• What to work on: Please count the lines in the listing below where the word "Sørgehuset" appears. Give the number only.

Dataset records:
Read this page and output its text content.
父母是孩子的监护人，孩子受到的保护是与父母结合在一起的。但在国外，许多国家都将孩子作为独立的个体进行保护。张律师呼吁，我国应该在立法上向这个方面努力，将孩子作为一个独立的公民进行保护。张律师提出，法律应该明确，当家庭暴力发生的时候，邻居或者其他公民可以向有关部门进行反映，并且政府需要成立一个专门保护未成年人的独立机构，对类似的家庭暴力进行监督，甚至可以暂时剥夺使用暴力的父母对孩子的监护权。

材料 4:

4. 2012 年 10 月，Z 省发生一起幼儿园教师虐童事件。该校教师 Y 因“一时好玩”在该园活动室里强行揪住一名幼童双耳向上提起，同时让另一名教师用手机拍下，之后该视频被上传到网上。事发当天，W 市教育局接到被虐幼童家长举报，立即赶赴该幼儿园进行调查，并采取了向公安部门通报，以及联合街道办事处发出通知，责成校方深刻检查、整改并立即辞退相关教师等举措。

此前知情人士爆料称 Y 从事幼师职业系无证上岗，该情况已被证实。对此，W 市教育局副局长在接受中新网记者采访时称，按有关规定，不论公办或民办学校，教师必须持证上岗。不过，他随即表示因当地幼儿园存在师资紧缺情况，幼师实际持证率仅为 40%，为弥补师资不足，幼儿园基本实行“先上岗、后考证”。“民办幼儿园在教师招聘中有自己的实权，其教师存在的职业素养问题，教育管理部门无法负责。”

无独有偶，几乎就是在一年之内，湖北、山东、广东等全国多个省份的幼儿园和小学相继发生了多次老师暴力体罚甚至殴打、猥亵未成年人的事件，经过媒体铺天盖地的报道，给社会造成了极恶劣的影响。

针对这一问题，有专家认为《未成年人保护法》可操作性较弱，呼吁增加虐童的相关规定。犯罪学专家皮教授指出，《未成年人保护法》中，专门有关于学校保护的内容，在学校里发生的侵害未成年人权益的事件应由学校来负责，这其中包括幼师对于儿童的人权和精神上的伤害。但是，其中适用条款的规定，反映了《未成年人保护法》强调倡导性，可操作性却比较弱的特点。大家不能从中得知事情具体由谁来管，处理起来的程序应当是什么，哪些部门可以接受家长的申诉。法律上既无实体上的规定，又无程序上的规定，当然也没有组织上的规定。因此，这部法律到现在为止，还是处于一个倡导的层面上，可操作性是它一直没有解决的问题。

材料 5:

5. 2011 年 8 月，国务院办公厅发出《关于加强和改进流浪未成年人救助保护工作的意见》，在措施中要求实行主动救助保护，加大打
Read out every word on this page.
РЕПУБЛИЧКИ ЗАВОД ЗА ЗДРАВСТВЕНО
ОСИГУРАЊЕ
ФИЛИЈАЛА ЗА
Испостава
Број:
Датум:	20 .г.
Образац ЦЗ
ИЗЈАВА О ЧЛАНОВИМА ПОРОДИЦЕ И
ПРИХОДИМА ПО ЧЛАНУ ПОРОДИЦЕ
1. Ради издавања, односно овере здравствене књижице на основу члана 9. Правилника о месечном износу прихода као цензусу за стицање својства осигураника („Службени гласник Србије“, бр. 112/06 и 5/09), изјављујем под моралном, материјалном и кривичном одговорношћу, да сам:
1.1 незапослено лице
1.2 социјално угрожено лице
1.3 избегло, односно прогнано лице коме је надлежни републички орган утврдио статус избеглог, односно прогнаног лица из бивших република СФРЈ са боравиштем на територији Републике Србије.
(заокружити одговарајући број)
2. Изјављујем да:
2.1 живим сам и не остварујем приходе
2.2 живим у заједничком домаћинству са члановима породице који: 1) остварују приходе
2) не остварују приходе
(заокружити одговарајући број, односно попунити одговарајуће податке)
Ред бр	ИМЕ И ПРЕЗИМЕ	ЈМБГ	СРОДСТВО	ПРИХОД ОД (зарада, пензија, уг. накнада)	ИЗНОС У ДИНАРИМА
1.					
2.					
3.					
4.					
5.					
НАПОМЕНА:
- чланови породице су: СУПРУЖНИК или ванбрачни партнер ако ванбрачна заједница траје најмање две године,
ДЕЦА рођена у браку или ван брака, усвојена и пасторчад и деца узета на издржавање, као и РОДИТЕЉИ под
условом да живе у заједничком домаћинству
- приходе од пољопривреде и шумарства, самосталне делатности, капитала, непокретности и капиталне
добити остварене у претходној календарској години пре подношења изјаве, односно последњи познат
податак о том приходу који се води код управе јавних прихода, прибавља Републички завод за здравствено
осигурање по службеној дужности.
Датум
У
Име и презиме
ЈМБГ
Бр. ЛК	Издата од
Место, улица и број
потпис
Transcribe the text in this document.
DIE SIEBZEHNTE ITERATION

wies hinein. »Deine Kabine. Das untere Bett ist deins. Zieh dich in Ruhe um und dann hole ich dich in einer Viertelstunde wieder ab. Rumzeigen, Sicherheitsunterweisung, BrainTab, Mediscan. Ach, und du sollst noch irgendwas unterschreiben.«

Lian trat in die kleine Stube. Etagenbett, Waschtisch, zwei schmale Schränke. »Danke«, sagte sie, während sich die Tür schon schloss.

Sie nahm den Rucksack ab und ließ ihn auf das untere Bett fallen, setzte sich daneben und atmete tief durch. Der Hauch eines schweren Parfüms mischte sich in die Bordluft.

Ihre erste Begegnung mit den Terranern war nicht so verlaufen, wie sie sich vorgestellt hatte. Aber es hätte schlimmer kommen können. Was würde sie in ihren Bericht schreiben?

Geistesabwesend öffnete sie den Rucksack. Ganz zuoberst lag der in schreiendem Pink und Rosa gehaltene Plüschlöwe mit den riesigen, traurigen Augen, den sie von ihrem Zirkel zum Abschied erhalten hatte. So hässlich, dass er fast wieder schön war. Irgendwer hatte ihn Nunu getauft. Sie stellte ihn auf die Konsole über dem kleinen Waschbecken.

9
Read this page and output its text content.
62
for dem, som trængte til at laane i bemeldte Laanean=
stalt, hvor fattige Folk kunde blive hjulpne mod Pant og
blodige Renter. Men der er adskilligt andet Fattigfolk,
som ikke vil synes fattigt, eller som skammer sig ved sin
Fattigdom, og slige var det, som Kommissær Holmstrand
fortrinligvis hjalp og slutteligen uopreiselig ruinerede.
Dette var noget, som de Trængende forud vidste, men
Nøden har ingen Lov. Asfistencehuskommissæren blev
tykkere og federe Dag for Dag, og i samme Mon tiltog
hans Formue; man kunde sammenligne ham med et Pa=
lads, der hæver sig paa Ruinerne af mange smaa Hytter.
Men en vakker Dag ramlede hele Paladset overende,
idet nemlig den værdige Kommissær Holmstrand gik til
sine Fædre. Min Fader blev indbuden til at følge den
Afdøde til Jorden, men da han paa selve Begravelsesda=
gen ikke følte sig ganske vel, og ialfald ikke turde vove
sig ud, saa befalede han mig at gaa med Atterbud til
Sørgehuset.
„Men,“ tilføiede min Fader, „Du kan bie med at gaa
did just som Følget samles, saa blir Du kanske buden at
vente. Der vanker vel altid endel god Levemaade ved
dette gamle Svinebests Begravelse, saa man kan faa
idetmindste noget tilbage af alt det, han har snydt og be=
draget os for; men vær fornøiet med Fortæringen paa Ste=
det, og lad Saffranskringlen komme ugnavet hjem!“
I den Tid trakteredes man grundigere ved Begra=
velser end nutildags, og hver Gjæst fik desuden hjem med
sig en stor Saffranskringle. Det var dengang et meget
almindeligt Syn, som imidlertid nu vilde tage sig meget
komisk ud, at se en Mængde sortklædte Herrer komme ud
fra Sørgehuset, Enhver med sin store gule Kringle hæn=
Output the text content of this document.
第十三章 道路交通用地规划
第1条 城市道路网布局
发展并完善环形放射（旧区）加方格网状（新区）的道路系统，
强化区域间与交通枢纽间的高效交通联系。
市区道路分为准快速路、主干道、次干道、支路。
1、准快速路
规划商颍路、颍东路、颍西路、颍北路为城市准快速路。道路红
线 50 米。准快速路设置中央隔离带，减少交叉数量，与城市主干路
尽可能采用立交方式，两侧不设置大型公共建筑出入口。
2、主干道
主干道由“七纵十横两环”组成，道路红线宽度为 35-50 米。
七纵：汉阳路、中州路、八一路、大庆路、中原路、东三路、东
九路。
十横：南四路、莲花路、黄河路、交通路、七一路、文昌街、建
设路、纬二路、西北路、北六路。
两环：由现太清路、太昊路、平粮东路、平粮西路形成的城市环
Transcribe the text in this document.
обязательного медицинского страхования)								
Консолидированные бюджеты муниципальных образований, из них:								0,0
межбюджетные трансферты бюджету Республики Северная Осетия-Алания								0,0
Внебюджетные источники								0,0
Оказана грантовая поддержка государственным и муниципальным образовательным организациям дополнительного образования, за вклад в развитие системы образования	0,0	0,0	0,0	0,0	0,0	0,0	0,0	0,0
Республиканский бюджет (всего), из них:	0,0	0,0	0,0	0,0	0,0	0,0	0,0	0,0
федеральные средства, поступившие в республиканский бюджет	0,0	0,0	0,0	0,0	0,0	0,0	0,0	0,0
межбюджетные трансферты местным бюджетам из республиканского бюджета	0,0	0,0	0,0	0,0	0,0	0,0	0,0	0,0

• Expected answer: 2